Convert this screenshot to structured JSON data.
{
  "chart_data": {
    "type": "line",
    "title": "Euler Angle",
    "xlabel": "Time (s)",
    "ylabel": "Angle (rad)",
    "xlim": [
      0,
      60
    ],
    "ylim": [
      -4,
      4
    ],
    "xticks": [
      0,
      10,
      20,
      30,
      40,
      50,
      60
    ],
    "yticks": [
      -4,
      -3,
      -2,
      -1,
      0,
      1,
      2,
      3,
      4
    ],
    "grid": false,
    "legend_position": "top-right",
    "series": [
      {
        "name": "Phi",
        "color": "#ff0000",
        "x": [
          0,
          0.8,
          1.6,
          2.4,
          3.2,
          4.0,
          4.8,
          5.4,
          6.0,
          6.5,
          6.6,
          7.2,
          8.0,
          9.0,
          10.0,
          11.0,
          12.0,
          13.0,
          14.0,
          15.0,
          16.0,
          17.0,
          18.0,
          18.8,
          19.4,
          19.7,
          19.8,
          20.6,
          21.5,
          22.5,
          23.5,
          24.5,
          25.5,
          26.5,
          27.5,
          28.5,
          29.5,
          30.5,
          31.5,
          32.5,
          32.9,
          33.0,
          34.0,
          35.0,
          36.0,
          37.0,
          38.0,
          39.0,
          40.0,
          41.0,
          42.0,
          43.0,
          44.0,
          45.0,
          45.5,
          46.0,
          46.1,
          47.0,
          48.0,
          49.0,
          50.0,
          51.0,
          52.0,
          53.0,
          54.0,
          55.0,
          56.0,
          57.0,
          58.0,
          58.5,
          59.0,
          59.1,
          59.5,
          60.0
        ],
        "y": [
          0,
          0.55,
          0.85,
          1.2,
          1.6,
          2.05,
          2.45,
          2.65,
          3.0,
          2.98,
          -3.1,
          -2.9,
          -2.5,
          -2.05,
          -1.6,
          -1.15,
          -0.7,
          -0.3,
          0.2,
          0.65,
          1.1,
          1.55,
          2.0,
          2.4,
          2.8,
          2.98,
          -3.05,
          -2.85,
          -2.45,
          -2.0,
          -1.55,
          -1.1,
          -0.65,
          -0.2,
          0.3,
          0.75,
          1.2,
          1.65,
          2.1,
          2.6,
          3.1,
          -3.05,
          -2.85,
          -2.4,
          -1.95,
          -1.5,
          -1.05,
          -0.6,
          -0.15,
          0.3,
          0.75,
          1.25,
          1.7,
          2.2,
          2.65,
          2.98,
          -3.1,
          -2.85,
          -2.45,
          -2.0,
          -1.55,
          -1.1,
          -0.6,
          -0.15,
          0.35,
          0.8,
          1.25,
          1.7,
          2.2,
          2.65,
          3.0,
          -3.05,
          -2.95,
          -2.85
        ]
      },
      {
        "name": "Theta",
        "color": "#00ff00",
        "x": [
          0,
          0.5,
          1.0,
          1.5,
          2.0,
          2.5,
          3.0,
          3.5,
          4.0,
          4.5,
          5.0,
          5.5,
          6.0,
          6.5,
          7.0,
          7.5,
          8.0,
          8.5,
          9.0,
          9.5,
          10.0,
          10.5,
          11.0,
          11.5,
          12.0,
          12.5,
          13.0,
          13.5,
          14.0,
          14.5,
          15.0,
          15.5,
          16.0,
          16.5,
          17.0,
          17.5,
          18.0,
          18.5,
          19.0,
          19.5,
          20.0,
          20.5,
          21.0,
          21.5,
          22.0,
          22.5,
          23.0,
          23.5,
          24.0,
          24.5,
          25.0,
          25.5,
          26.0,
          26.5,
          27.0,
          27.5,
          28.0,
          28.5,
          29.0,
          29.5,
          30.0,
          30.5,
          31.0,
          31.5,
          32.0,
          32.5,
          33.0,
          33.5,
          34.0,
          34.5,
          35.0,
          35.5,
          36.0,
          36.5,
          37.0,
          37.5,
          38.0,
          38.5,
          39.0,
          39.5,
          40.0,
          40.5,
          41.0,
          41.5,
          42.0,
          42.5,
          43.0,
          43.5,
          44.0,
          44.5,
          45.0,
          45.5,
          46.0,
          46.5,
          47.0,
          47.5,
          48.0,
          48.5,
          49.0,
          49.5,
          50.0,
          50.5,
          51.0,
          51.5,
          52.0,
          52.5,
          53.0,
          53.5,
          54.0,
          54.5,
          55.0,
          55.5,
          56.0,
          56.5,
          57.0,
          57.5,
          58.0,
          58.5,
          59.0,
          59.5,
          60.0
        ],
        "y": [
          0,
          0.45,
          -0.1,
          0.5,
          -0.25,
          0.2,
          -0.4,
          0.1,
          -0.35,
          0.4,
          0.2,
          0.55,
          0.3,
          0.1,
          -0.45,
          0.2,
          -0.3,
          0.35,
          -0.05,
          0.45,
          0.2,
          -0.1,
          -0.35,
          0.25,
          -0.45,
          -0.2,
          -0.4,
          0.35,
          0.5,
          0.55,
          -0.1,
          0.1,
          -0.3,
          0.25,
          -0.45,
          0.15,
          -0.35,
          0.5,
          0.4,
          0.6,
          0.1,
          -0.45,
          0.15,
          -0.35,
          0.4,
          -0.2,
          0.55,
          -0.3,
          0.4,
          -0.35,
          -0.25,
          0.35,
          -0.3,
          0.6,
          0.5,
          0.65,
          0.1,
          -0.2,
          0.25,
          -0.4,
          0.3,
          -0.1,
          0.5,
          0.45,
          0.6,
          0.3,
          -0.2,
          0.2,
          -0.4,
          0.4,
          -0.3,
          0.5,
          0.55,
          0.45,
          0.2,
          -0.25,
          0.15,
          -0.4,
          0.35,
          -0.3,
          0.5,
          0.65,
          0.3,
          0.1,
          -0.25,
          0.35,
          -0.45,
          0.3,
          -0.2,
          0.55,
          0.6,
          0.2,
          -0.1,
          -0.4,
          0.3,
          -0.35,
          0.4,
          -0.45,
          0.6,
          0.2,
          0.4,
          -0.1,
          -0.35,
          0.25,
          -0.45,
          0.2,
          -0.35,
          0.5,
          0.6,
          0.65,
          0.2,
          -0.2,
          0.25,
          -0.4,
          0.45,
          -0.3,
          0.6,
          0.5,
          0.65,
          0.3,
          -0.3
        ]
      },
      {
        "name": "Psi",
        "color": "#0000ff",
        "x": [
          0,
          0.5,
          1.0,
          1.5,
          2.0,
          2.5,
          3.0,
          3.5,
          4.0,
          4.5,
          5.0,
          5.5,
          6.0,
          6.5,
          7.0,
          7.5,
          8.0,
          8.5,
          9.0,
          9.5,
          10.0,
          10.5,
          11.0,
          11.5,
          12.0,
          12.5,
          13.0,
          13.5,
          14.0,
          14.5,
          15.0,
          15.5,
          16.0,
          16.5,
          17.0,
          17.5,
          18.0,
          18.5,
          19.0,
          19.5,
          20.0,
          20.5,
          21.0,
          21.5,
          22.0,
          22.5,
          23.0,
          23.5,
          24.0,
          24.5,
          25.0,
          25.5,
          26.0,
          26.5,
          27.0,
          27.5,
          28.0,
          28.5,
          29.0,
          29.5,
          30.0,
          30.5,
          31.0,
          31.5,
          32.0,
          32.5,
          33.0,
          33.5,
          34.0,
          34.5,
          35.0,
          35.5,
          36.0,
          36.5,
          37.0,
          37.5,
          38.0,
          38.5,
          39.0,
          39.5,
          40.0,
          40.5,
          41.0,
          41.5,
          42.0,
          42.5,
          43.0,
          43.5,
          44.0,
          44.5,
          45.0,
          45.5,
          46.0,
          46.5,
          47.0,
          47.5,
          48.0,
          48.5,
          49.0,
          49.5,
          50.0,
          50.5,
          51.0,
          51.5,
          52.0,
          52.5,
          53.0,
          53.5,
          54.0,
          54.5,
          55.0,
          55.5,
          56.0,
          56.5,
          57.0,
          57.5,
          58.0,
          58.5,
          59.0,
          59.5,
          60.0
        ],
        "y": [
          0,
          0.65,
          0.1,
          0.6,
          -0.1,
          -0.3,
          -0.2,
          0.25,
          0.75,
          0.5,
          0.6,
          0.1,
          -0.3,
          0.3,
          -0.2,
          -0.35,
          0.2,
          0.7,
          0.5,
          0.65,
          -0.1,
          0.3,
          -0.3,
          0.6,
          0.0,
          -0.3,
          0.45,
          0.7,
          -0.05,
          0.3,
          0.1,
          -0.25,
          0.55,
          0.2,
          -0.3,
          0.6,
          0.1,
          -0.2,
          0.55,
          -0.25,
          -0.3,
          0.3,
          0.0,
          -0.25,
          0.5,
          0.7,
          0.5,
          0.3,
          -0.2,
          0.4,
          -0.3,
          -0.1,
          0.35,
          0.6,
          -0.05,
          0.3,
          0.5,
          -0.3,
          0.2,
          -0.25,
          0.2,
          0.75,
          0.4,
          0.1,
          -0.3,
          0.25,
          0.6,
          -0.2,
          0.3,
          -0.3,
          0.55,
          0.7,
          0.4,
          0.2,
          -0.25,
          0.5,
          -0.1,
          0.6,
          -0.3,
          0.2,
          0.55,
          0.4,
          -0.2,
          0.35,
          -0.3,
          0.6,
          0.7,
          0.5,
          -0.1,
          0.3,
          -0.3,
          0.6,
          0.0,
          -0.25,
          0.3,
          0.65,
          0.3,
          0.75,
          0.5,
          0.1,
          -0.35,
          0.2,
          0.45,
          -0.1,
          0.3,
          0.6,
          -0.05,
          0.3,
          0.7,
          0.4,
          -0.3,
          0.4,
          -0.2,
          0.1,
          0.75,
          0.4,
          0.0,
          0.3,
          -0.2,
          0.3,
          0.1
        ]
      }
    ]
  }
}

******

• [Task instructions]: The required answer is a single number: the count of lines in the entries that hold the string "color".

• [Correct response]: 3